- _GIVEN DATA_:
----------------------------------------
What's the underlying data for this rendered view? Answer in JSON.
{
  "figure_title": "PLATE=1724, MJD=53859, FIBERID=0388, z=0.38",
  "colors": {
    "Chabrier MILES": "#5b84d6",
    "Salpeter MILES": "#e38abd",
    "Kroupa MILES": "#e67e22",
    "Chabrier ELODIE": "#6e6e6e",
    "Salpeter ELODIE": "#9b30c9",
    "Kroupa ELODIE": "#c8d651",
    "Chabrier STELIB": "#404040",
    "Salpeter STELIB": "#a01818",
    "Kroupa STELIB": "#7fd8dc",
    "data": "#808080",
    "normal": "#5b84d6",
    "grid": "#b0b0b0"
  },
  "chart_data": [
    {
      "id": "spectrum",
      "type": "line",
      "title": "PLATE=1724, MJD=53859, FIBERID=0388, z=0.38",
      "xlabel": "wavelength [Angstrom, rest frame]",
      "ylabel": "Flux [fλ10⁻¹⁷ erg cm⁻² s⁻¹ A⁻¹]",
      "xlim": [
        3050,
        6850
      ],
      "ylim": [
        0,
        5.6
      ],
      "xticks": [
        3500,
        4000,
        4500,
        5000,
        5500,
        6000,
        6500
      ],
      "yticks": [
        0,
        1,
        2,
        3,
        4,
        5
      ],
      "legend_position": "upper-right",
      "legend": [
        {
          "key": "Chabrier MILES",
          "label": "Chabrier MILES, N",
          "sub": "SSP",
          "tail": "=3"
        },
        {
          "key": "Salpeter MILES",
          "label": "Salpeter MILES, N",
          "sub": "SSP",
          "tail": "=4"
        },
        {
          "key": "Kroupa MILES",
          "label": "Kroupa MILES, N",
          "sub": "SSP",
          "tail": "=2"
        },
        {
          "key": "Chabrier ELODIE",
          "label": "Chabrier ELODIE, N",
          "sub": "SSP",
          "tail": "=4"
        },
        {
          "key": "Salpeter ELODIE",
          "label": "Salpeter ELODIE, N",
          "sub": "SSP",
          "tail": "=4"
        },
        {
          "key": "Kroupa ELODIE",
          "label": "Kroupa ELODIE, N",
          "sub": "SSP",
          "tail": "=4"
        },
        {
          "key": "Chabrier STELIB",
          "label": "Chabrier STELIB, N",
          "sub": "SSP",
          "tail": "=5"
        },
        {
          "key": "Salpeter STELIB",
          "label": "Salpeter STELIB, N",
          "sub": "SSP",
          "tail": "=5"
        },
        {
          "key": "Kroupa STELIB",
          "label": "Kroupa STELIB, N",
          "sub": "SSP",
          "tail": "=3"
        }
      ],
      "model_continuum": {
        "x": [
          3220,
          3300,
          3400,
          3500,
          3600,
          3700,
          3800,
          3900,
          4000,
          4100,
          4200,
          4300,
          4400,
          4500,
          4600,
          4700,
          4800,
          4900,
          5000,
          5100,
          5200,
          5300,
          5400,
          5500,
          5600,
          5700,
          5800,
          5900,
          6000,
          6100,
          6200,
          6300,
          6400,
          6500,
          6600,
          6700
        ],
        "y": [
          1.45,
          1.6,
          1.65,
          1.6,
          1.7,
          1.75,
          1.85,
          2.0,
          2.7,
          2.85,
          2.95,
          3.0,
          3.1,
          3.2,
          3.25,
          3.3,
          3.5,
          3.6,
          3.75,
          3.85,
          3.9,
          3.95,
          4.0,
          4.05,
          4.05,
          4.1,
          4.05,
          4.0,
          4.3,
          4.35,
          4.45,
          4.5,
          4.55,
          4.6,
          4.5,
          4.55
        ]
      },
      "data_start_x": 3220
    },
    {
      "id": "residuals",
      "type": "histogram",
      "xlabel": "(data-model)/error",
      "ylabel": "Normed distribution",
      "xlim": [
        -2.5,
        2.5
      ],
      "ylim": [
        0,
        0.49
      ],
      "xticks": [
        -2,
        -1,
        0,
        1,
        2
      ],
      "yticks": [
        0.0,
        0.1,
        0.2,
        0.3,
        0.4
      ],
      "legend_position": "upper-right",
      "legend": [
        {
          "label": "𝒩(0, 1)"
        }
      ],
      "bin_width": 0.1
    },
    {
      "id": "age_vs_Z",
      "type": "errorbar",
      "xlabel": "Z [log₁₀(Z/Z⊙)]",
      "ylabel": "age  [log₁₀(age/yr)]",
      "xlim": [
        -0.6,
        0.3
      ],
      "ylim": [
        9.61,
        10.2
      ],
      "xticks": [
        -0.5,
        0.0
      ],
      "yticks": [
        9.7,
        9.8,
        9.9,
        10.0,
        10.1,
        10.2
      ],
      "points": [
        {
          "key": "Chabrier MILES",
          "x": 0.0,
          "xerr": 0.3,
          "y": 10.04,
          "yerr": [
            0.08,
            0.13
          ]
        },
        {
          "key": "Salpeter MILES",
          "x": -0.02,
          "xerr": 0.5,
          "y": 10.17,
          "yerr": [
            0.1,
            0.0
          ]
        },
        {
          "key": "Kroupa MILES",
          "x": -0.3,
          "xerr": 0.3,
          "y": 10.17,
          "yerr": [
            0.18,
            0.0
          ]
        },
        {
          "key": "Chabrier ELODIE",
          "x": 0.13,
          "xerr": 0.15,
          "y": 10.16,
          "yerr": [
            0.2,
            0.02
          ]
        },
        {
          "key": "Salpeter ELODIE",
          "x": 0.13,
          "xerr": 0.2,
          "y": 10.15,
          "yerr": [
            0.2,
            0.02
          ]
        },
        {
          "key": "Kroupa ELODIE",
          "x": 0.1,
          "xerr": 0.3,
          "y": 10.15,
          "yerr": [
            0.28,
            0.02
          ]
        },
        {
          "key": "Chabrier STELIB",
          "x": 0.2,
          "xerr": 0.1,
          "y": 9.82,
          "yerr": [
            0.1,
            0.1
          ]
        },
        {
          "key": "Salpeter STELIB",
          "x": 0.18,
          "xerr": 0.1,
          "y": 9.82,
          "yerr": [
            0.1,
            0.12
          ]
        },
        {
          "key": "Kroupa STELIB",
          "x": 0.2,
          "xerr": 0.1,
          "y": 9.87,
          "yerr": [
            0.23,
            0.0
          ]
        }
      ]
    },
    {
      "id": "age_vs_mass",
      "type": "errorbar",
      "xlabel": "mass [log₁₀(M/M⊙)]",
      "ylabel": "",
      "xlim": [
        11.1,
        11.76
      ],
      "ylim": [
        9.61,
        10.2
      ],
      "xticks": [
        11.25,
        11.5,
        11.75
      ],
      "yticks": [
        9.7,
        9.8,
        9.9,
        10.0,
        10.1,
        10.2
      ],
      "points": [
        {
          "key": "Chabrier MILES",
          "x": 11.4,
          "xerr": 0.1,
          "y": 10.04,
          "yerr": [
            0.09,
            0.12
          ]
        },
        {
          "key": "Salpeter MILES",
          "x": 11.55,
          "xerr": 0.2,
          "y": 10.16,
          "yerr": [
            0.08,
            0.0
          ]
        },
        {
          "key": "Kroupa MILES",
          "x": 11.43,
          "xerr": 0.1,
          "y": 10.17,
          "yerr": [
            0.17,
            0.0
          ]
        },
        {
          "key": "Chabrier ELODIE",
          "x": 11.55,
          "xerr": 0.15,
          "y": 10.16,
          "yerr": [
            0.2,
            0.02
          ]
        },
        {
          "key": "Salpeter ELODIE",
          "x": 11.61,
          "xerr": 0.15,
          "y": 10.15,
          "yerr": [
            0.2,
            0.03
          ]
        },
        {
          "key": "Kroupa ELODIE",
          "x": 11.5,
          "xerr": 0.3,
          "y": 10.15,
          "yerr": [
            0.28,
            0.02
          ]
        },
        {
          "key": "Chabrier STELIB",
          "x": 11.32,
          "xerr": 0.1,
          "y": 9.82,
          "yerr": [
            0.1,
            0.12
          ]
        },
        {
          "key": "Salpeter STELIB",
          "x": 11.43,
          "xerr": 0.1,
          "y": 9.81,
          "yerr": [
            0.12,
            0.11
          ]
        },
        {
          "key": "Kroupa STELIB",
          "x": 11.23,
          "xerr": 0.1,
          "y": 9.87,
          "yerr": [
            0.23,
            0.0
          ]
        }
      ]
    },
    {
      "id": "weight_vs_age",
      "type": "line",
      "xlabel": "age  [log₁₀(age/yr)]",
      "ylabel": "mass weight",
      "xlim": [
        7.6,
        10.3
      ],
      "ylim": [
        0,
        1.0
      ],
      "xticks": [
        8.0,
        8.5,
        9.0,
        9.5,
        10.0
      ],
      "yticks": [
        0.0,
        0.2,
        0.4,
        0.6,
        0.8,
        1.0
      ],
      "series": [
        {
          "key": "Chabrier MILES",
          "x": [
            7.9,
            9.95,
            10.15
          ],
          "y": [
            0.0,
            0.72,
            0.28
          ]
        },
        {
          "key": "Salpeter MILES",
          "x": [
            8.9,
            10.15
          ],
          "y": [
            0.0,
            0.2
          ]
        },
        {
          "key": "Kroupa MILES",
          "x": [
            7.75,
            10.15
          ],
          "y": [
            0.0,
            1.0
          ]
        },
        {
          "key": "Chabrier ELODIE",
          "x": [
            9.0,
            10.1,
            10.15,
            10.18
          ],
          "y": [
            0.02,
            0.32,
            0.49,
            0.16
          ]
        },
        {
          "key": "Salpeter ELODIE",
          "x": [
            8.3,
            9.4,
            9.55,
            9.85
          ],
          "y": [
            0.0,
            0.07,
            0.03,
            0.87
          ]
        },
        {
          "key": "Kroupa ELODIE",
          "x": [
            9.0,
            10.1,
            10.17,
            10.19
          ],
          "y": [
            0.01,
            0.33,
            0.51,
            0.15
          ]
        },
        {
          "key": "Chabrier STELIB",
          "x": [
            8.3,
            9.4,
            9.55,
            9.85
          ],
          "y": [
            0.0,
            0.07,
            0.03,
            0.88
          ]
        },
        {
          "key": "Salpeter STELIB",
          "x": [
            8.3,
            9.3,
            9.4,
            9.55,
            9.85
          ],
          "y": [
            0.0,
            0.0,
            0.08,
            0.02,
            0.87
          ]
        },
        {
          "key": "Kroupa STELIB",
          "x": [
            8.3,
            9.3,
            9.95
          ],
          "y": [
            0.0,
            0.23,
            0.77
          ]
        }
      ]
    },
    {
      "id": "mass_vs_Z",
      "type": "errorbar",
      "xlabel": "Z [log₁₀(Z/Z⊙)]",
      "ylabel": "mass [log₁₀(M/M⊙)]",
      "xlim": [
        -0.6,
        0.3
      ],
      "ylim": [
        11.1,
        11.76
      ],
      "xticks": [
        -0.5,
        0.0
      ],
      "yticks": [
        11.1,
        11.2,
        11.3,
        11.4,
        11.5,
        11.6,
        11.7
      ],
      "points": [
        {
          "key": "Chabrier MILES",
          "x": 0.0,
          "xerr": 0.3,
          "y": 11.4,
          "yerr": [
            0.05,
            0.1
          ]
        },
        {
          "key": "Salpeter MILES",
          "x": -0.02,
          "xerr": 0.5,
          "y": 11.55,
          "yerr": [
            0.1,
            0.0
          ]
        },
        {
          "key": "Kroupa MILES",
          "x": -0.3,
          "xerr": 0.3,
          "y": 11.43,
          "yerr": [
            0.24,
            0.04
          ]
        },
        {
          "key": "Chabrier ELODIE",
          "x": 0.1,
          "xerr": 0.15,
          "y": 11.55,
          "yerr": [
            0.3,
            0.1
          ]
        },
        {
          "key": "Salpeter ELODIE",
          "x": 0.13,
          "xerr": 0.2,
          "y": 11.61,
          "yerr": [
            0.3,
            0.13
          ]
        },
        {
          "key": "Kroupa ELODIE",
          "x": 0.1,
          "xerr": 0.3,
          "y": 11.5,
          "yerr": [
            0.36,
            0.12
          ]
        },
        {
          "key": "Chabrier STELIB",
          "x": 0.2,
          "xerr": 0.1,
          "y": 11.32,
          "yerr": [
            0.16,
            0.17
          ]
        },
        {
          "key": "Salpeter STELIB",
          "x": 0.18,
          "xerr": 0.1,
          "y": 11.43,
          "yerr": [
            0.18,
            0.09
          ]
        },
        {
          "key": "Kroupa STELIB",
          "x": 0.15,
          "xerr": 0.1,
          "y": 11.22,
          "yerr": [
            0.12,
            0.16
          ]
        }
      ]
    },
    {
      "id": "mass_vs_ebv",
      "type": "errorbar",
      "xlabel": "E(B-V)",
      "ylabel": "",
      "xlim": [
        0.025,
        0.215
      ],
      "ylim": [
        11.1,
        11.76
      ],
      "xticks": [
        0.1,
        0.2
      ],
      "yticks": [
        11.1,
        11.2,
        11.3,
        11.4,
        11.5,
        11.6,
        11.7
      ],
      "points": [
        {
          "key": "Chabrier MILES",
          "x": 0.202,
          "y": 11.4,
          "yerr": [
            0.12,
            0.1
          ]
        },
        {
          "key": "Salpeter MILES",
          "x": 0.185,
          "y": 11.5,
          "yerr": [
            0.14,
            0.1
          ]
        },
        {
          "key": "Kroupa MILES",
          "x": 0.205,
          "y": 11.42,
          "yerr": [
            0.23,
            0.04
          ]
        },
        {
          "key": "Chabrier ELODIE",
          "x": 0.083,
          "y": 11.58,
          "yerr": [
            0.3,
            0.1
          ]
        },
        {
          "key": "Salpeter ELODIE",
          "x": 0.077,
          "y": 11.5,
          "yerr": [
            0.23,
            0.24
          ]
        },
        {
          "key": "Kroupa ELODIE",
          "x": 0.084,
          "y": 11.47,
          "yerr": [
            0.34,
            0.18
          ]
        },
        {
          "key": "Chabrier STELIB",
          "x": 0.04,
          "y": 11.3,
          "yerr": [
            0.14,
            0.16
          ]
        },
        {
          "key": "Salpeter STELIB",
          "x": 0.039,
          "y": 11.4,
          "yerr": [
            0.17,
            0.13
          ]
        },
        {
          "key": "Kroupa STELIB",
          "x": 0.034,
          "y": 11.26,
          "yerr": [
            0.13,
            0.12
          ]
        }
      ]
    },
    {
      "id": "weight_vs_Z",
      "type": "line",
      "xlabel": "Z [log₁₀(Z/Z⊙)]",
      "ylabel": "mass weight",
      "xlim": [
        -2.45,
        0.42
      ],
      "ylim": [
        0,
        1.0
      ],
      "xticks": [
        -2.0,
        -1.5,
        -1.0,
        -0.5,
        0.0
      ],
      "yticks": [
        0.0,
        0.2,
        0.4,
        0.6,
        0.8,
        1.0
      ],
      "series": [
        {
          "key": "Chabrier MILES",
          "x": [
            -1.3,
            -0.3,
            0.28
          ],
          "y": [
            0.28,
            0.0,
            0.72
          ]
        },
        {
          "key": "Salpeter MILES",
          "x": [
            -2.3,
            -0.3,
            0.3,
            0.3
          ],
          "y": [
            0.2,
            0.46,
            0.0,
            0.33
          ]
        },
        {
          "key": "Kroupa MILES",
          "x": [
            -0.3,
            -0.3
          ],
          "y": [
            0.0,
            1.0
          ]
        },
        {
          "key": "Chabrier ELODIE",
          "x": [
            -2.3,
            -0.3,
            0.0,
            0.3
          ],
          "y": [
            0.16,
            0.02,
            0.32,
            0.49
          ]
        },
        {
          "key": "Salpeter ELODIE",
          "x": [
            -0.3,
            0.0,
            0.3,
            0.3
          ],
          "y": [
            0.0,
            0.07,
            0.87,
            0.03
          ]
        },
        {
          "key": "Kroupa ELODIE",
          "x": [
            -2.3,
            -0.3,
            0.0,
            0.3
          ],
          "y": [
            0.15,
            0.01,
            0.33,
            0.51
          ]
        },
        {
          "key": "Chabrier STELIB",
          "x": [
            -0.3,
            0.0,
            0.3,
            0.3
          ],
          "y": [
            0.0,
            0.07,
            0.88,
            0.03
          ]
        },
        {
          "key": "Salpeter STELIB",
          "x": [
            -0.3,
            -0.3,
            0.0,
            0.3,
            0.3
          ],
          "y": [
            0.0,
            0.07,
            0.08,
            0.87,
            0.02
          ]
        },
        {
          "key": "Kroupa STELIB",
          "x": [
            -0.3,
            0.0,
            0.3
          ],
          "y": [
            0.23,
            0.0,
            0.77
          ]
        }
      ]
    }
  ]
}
----------------------------------------
- _WHAT TO WORK ON_: Of the lines in the data above, how many contain the word "xlabel"? Give only that figure.

- _TASK SOLUTION_: 8